ACTIVITY: Bring together all lines from the listing below that contain the string "panel".

PROVIDED RECORDS:
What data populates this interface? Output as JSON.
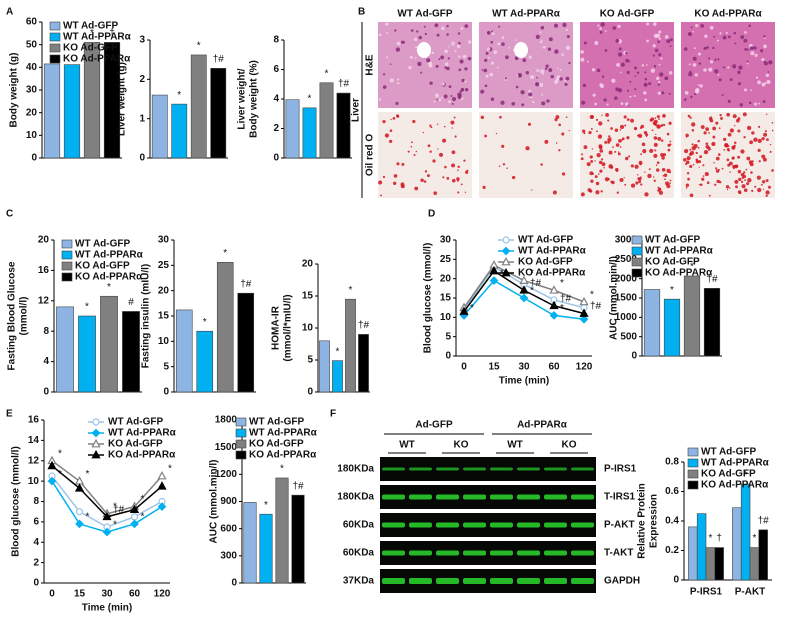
{
  "chart_data": [
    {
      "type": "bar",
      "panel": "A",
      "ylabel": "Body weight (g)",
      "ylim": [
        0,
        60
      ],
      "yticks": [
        0,
        10,
        20,
        30,
        40,
        50,
        60
      ],
      "values": [
        41.5,
        41.2,
        51,
        51
      ],
      "colors": [
        "#8db4e2",
        "#00b0f0",
        "#808080",
        "#000000"
      ],
      "annotations": [
        null,
        null,
        "*",
        "†"
      ],
      "legend": [
        "WT Ad-GFP",
        "WT Ad-PPARα",
        "KO Ad-GFP",
        "KO Ad-PPARα"
      ]
    },
    {
      "type": "bar",
      "ylabel": "Liver weight (g)",
      "ylim": [
        0,
        3
      ],
      "yticks": [
        0,
        1,
        2,
        3
      ],
      "values": [
        1.6,
        1.37,
        2.62,
        2.28
      ],
      "colors": [
        "#8db4e2",
        "#00b0f0",
        "#808080",
        "#000000"
      ],
      "annotations": [
        null,
        "*",
        "*",
        "†#"
      ]
    },
    {
      "type": "bar",
      "ylabel": [
        "Liver weight/",
        "Body weight (%)"
      ],
      "ylim": [
        0,
        8
      ],
      "yticks": [
        0,
        2,
        4,
        6,
        8
      ],
      "values": [
        3.95,
        3.4,
        5.1,
        4.4
      ],
      "colors": [
        "#8db4e2",
        "#00b0f0",
        "#808080",
        "#000000"
      ],
      "annotations": [
        null,
        "*",
        "*",
        "†#"
      ]
    },
    {
      "type": "image-grid",
      "panel": "B",
      "group": "Liver",
      "columns": [
        "WT Ad-GFP",
        "WT Ad-PPARα",
        "KO Ad-GFP",
        "KO Ad-PPARα"
      ],
      "rows": [
        "H&E",
        "Oil red O"
      ]
    },
    {
      "type": "bar",
      "panel": "C",
      "ylabel": [
        "Fasting Blood Glucose",
        "(mmol/l)"
      ],
      "ylim": [
        0,
        20
      ],
      "yticks": [
        0,
        4,
        8,
        12,
        16,
        20
      ],
      "values": [
        11.2,
        10,
        12.6,
        10.6
      ],
      "colors": [
        "#8db4e2",
        "#00b0f0",
        "#808080",
        "#000000"
      ],
      "annotations": [
        null,
        "*",
        "*",
        "#"
      ],
      "legend": [
        "WT Ad-GFP",
        "WT Ad-PPARα",
        "KO Ad-GFP",
        "KO Ad-PPARα"
      ]
    },
    {
      "type": "bar",
      "ylabel": "Fasting insulin (mIU/l)",
      "ylim": [
        0,
        30
      ],
      "yticks": [
        0,
        5,
        10,
        15,
        20,
        25,
        30
      ],
      "values": [
        16.2,
        12,
        25.6,
        19.5
      ],
      "colors": [
        "#8db4e2",
        "#00b0f0",
        "#808080",
        "#000000"
      ],
      "annotations": [
        null,
        "*",
        "*",
        "†#"
      ]
    },
    {
      "type": "bar",
      "ylabel": [
        "HOMA-IR",
        "(mmol/l*mIU/l)"
      ],
      "ylim": [
        0,
        20
      ],
      "yticks": [
        0,
        5,
        10,
        15,
        20
      ],
      "values": [
        8,
        4.9,
        14.5,
        9
      ],
      "colors": [
        "#8db4e2",
        "#00b0f0",
        "#808080",
        "#000000"
      ],
      "annotations": [
        null,
        "*",
        "*",
        "†#"
      ]
    },
    {
      "type": "line",
      "panel": "D",
      "ylabel": "Blood glucose (mmol/l)",
      "xlabel": "Time (min)",
      "categories": [
        "0",
        "15",
        "30",
        "60",
        "120"
      ],
      "ylim": [
        0,
        30
      ],
      "yticks": [
        0,
        5,
        10,
        15,
        20,
        25,
        30
      ],
      "series": [
        {
          "name": "WT Ad-GFP",
          "color": "#9dc3e6",
          "marker": "circle-open",
          "values": [
            12,
            23,
            18.5,
            14.5,
            12.5
          ]
        },
        {
          "name": "WT Ad-PPARα",
          "color": "#00b0f0",
          "marker": "diamond",
          "values": [
            10.5,
            19.5,
            15,
            10.5,
            9.5
          ],
          "annotations": [
            "*",
            "*",
            "*",
            "*",
            null
          ]
        },
        {
          "name": "KO Ad-GFP",
          "color": "#808080",
          "marker": "triangle-open",
          "values": [
            12.5,
            23.5,
            19.5,
            17,
            14
          ],
          "annotations": [
            null,
            null,
            "*",
            "*",
            "*"
          ]
        },
        {
          "name": "KO Ad-PPARα",
          "color": "#000000",
          "marker": "triangle",
          "values": [
            11.5,
            22,
            17,
            13,
            11
          ],
          "annotations": [
            null,
            null,
            "†#",
            "†#",
            "†#"
          ]
        }
      ]
    },
    {
      "type": "bar",
      "ylabel": "AUC (mmol.min/l)",
      "ylim": [
        0,
        3000
      ],
      "yticks": [
        0,
        500,
        1000,
        1500,
        2000,
        2500,
        3000
      ],
      "values": [
        1720,
        1470,
        2070,
        1750
      ],
      "colors": [
        "#8db4e2",
        "#00b0f0",
        "#808080",
        "#000000"
      ],
      "annotations": [
        null,
        "*",
        "*",
        "†#"
      ],
      "legend": [
        "WT Ad-GFP",
        "WT Ad-PPARα",
        "KO Ad-GFP",
        "KO Ad-PPARα"
      ]
    },
    {
      "type": "line",
      "panel": "E",
      "ylabel": "Blood glucose (mmol/l)",
      "xlabel": "Time (min)",
      "categories": [
        "0",
        "15",
        "30",
        "60",
        "120"
      ],
      "ylim": [
        0,
        16
      ],
      "yticks": [
        0,
        2,
        4,
        6,
        8,
        10,
        12,
        14,
        16
      ],
      "series": [
        {
          "name": "WT Ad-GFP",
          "color": "#9dc3e6",
          "marker": "circle-open",
          "values": [
            10.5,
            7,
            5.5,
            6.5,
            8
          ]
        },
        {
          "name": "WT Ad-PPARα",
          "color": "#00b0f0",
          "marker": "diamond",
          "values": [
            10,
            5.8,
            5,
            5.8,
            7.5
          ],
          "annotations": [
            "*",
            "*",
            "*",
            "*",
            null
          ]
        },
        {
          "name": "KO Ad-GFP",
          "color": "#808080",
          "marker": "triangle-open",
          "values": [
            12,
            10,
            6.8,
            7.5,
            10.5
          ],
          "annotations": [
            "*",
            "*",
            "*",
            "*",
            "*"
          ]
        },
        {
          "name": "KO Ad-PPARα",
          "color": "#000000",
          "marker": "triangle",
          "values": [
            11.5,
            9.3,
            6.5,
            7.2,
            9.5
          ],
          "annotations": [
            null,
            null,
            "†#",
            null,
            null
          ]
        }
      ]
    },
    {
      "type": "bar",
      "ylabel": "AUC (mmol.min/l)",
      "ylim": [
        0,
        1800
      ],
      "yticks": [
        0,
        300,
        600,
        900,
        1200,
        1500,
        1800
      ],
      "values": [
        890,
        760,
        1160,
        970
      ],
      "colors": [
        "#8db4e2",
        "#00b0f0",
        "#808080",
        "#000000"
      ],
      "annotations": [
        null,
        "*",
        "*",
        "†#"
      ],
      "legend": [
        "WT Ad-GFP",
        "WT Ad-PPARα",
        "KO Ad-GFP",
        "KO Ad-PPARα"
      ]
    },
    {
      "type": "blot",
      "panel": "F",
      "groups": [
        "Ad-GFP",
        "Ad-PPARα"
      ],
      "lanes": [
        "WT",
        "KO",
        "WT",
        "KO"
      ],
      "rows": [
        {
          "size": "180KDa",
          "name": "P-IRS1"
        },
        {
          "size": "180KDa",
          "name": "T-IRS1"
        },
        {
          "size": "60KDa",
          "name": "P-AKT"
        },
        {
          "size": "60KDa",
          "name": "T-AKT"
        },
        {
          "size": "37KDa",
          "name": "GAPDH"
        }
      ]
    },
    {
      "type": "bar",
      "ylabel": [
        "Relative Protein",
        "Expression"
      ],
      "ylim": [
        0,
        0.8
      ],
      "yticks": [
        0,
        0.2,
        0.4,
        0.6,
        0.8
      ],
      "categories": [
        "P-IRS1",
        "P-AKT"
      ],
      "series": [
        {
          "name": "WT Ad-GFP",
          "color": "#8db4e2",
          "values": [
            0.36,
            0.49
          ],
          "annotations": [
            null,
            null
          ]
        },
        {
          "name": "WT Ad-PPARα",
          "color": "#00b0f0",
          "values": [
            0.45,
            0.65
          ],
          "annotations": [
            null,
            "*"
          ]
        },
        {
          "name": "KO Ad-GFP",
          "color": "#808080",
          "values": [
            0.22,
            0.22
          ],
          "annotations": [
            "*",
            "*"
          ]
        },
        {
          "name": "KO Ad-PPARα",
          "color": "#000000",
          "values": [
            0.22,
            0.34
          ],
          "annotations": [
            "†",
            "†#"
          ]
        }
      ]
    }
  ]
}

WRITTEN RESPONSE:
      "panel": "A",
      "panel": "B",
      "panel": "C",
      "panel": "D",
      "panel": "E",
      "panel": "F",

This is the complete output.